• [Exercise input]:
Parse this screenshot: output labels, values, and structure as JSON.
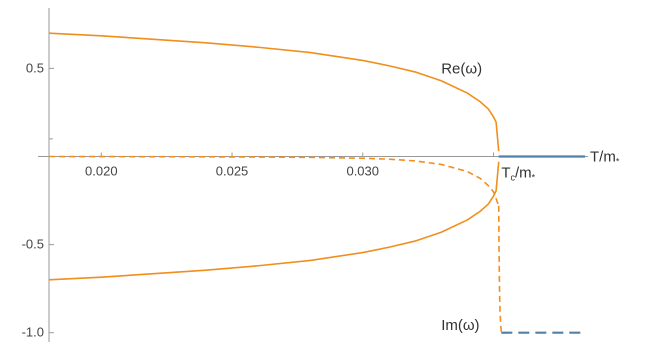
{
  "chart_data": {
    "type": "line",
    "title": "",
    "xlabel": "T/m",
    "xlabel_subscript": "*",
    "ylabel": "",
    "xlim": [
      0.018,
      0.0385
    ],
    "ylim": [
      -1.03,
      0.82
    ],
    "grid": false,
    "xticks": [
      {
        "value": 0.02,
        "label": "0.020"
      },
      {
        "value": 0.025,
        "label": "0.025"
      },
      {
        "value": 0.03,
        "label": "0.030"
      }
    ],
    "xticks_minor": [
      0.035
    ],
    "yticks": [
      {
        "value": 0.5,
        "label": "0.5"
      },
      {
        "value": -0.5,
        "label": "-0.5"
      },
      {
        "value": -1.0,
        "label": "-1.0"
      }
    ],
    "yticks_minor": [
      0.1
    ],
    "tc": 0.0352,
    "annotations": [
      {
        "text": "Re(ω)",
        "x": 0.033,
        "y": 0.47
      },
      {
        "text": "Im(ω)",
        "x": 0.033,
        "y": -0.985
      },
      {
        "text": "T",
        "sub": "c",
        "text2": "/m",
        "sub2": "*",
        "x": 0.0353,
        "y": -0.12
      }
    ],
    "series": [
      {
        "role": "re-positive",
        "color": "#f28e1c",
        "dash": "solid",
        "x": [
          0.018,
          0.02,
          0.022,
          0.024,
          0.026,
          0.028,
          0.03,
          0.031,
          0.032,
          0.033,
          0.034,
          0.0345,
          0.0348,
          0.035,
          0.0351,
          0.0352
        ],
        "y": [
          0.7,
          0.685,
          0.665,
          0.645,
          0.62,
          0.59,
          0.545,
          0.515,
          0.48,
          0.43,
          0.36,
          0.31,
          0.27,
          0.225,
          0.195,
          0.03
        ]
      },
      {
        "role": "re-negative",
        "color": "#f28e1c",
        "dash": "solid",
        "x": [
          0.018,
          0.02,
          0.022,
          0.024,
          0.026,
          0.028,
          0.03,
          0.031,
          0.032,
          0.033,
          0.034,
          0.0345,
          0.0348,
          0.035,
          0.0351,
          0.0352
        ],
        "y": [
          -0.7,
          -0.685,
          -0.665,
          -0.645,
          -0.62,
          -0.59,
          -0.545,
          -0.515,
          -0.48,
          -0.43,
          -0.36,
          -0.31,
          -0.27,
          -0.225,
          -0.195,
          -0.03
        ]
      },
      {
        "role": "im-upper",
        "color": "#f28e1c",
        "dash": "dashed",
        "x": [
          0.018,
          0.022,
          0.026,
          0.028,
          0.03,
          0.031,
          0.032,
          0.033,
          0.034,
          0.0345,
          0.0348,
          0.035,
          0.0352
        ],
        "y": [
          0.0,
          -0.001,
          -0.003,
          -0.005,
          -0.01,
          -0.015,
          -0.025,
          -0.045,
          -0.085,
          -0.125,
          -0.165,
          -0.2,
          -0.28
        ]
      },
      {
        "role": "im-lower",
        "color": "#f28e1c",
        "dash": "dashed",
        "x": [
          0.0352,
          0.03521,
          0.03523,
          0.03525,
          0.03528,
          0.0353
        ],
        "y": [
          -0.28,
          -0.5,
          -0.75,
          -0.88,
          -0.96,
          -1.0
        ]
      },
      {
        "role": "re-above-tc",
        "color": "#4f81aa",
        "dash": "solid",
        "x": [
          0.0352,
          0.0385
        ],
        "y": [
          0.0,
          0.0
        ]
      },
      {
        "role": "im-above-tc",
        "color": "#4f81aa",
        "dash": "dashed",
        "x": [
          0.0353,
          0.0385
        ],
        "y": [
          -1.0,
          -1.0
        ]
      }
    ]
  }
}
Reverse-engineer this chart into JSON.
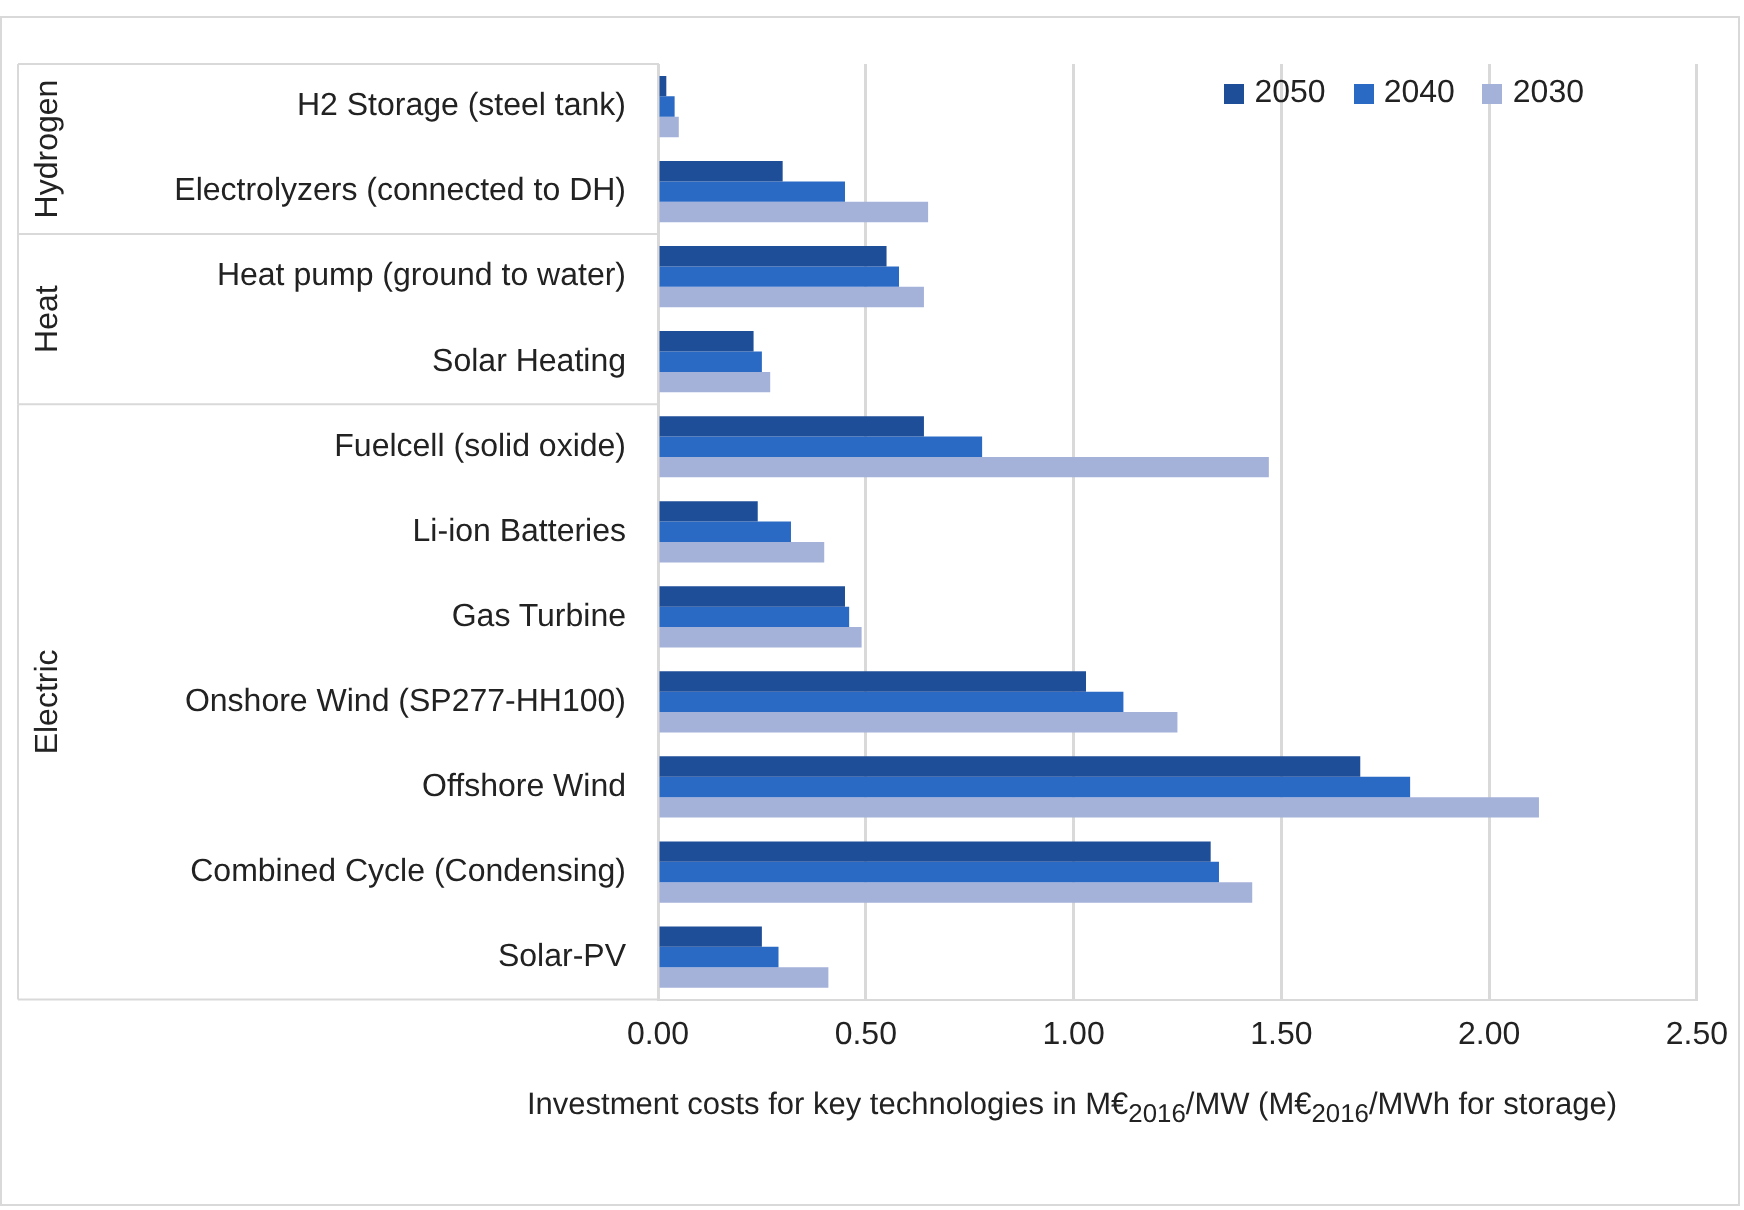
{
  "chart_data": {
    "type": "bar",
    "orientation": "horizontal",
    "xlabel": "Investment costs for key technologies in M€$_{2016}$/MW (M€$_{2016}$/MWh for storage)",
    "categories": [
      "H2 Storage (steel tank)",
      "Electrolyzers (connected to DH)",
      "Heat pump (ground to water)",
      "Solar Heating",
      "Fuelcell (solid oxide)",
      "Li-ion Batteries",
      "Gas Turbine",
      "Onshore Wind (SP277-HH100)",
      "Offshore Wind",
      "Combined Cycle (Condensing)",
      "Solar-PV"
    ],
    "series": [
      {
        "name": "2050",
        "color": "#1f4e99",
        "values": [
          0.02,
          0.3,
          0.55,
          0.23,
          0.64,
          0.24,
          0.45,
          1.03,
          1.69,
          1.33,
          0.25
        ]
      },
      {
        "name": "2040",
        "color": "#2a6ac4",
        "values": [
          0.04,
          0.45,
          0.58,
          0.25,
          0.78,
          0.32,
          0.46,
          1.12,
          1.81,
          1.35,
          0.29
        ]
      },
      {
        "name": "2030",
        "color": "#a4b2da",
        "values": [
          0.05,
          0.65,
          0.64,
          0.27,
          1.47,
          0.4,
          0.49,
          1.25,
          2.12,
          1.43,
          0.41
        ]
      }
    ],
    "xlim": [
      0,
      2.5
    ],
    "xticks": [
      {
        "value": 0,
        "label": "0.00"
      },
      {
        "value": 0.5,
        "label": "0.50"
      },
      {
        "value": 1,
        "label": "1.00"
      },
      {
        "value": 1.5,
        "label": "1.50"
      },
      {
        "value": 2,
        "label": "2.00"
      },
      {
        "value": 2.5,
        "label": "2.50"
      }
    ],
    "annotations": [
      "Hydrogen",
      "Heat",
      "Electric"
    ],
    "grid": "x",
    "legend": "top right"
  }
}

• [Set problem]: Repeat the material above word for word, please, apart from its images.

• [Exercise answer]:
Parse this screenshot: output labels, values, and structure as JSON.
{
  "chart_data": {
    "type": "line",
    "title": "",
    "xlabel": "T/m",
    "xlabel_subscript": "*",
    "ylabel": "",
    "xlim": [
      0.018,
      0.0385
    ],
    "ylim": [
      -1.03,
      0.82
    ],
    "grid": false,
    "xticks": [
      {
        "value": 0.02,
        "label": "0.020"
      },
      {
        "value": 0.025,
        "label": "0.025"
      },
      {
        "value": 0.03,
        "label": "0.030"
      }
    ],
    "xticks_minor": [
      0.035
    ],
    "yticks": [
      {
        "value": 0.5,
        "label": "0.5"
      },
      {
        "value": -0.5,
        "label": "-0.5"
      },
      {
        "value": -1.0,
        "label": "-1.0"
      }
    ],
    "yticks_minor": [
      0.1
    ],
    "tc": 0.0352,
    "annotations": [
      {
        "text": "Re(ω)",
        "x": 0.033,
        "y": 0.47
      },
      {
        "text": "Im(ω)",
        "x": 0.033,
        "y": -0.985
      },
      {
        "text": "T",
        "sub": "c",
        "text2": "/m",
        "sub2": "*",
        "x": 0.0353,
        "y": -0.12
      }
    ],
    "series": [
      {
        "role": "re-positive",
        "color": "#f28e1c",
        "dash": "solid",
        "x": [
          0.018,
          0.02,
          0.022,
          0.024,
          0.026,
          0.028,
          0.03,
          0.031,
          0.032,
          0.033,
          0.034,
          0.0345,
          0.0348,
          0.035,
          0.0351,
          0.0352
        ],
        "y": [
          0.7,
          0.685,
          0.665,
          0.645,
          0.62,
          0.59,
          0.545,
          0.515,
          0.48,
          0.43,
          0.36,
          0.31,
          0.27,
          0.225,
          0.195,
          0.03
        ]
      },
      {
        "role": "re-negative",
        "color": "#f28e1c",
        "dash": "solid",
        "x": [
          0.018,
          0.02,
          0.022,
          0.024,
          0.026,
          0.028,
          0.03,
          0.031,
          0.032,
          0.033,
          0.034,
          0.0345,
          0.0348,
          0.035,
          0.0351,
          0.0352
        ],
        "y": [
          -0.7,
          -0.685,
          -0.665,
          -0.645,
          -0.62,
          -0.59,
          -0.545,
          -0.515,
          -0.48,
          -0.43,
          -0.36,
          -0.31,
          -0.27,
          -0.225,
          -0.195,
          -0.03
        ]
      },
      {
        "role": "im-upper",
        "color": "#f28e1c",
        "dash": "dashed",
        "x": [
          0.018,
          0.022,
          0.026,
          0.028,
          0.03,
          0.031,
          0.032,
          0.033,
          0.034,
          0.0345,
          0.0348,
          0.035,
          0.0352
        ],
        "y": [
          0.0,
          -0.001,
          -0.003,
          -0.005,
          -0.01,
          -0.015,
          -0.025,
          -0.045,
          -0.085,
          -0.125,
          -0.165,
          -0.2,
          -0.28
        ]
      },
      {
        "role": "im-lower",
        "color": "#f28e1c",
        "dash": "dashed",
        "x": [
          0.0352,
          0.03521,
          0.03523,
          0.03525,
          0.03528,
          0.0353
        ],
        "y": [
          -0.28,
          -0.5,
          -0.75,
          -0.88,
          -0.96,
          -1.0
        ]
      },
      {
        "role": "re-above-tc",
        "color": "#4f81aa",
        "dash": "solid",
        "x": [
          0.0352,
          0.0385
        ],
        "y": [
          0.0,
          0.0
        ]
      },
      {
        "role": "im-above-tc",
        "color": "#4f81aa",
        "dash": "dashed",
        "x": [
          0.0353,
          0.0385
        ],
        "y": [
          -1.0,
          -1.0
        ]
      }
    ]
  }
}
Reverse-engineer this chart into JSON.
{
  "chart_data": {
    "type": "bar",
    "orientation": "horizontal",
    "xlabel": "Investment costs for key technologies in M€$_{2016}$/MW (M€$_{2016}$/MWh for storage)",
    "categories": [
      "H2 Storage (steel tank)",
      "Electrolyzers (connected to DH)",
      "Heat pump (ground to water)",
      "Solar Heating",
      "Fuelcell (solid oxide)",
      "Li-ion Batteries",
      "Gas Turbine",
      "Onshore Wind (SP277-HH100)",
      "Offshore Wind",
      "Combined Cycle (Condensing)",
      "Solar-PV"
    ],
    "series": [
      {
        "name": "2050",
        "color": "#1f4e99",
        "values": [
          0.02,
          0.3,
          0.55,
          0.23,
          0.64,
          0.24,
          0.45,
          1.03,
          1.69,
          1.33,
          0.25
        ]
      },
      {
        "name": "2040",
        "color": "#2a6ac4",
        "values": [
          0.04,
          0.45,
          0.58,
          0.25,
          0.78,
          0.32,
          0.46,
          1.12,
          1.81,
          1.35,
          0.29
        ]
      },
      {
        "name": "2030",
        "color": "#a4b2da",
        "values": [
          0.05,
          0.65,
          0.64,
          0.27,
          1.47,
          0.4,
          0.49,
          1.25,
          2.12,
          1.43,
          0.41
        ]
      }
    ],
    "xlim": [
      0,
      2.5
    ],
    "xticks": [
      {
        "value": 0,
        "label": "0.00"
      },
      {
        "value": 0.5,
        "label": "0.50"
      },
      {
        "value": 1,
        "label": "1.00"
      },
      {
        "value": 1.5,
        "label": "1.50"
      },
      {
        "value": 2,
        "label": "2.00"
      },
      {
        "value": 2.5,
        "label": "2.50"
      }
    ],
    "annotations": [
      "Hydrogen",
      "Heat",
      "Electric"
    ],
    "grid": "x",
    "legend": "top right"
  }
}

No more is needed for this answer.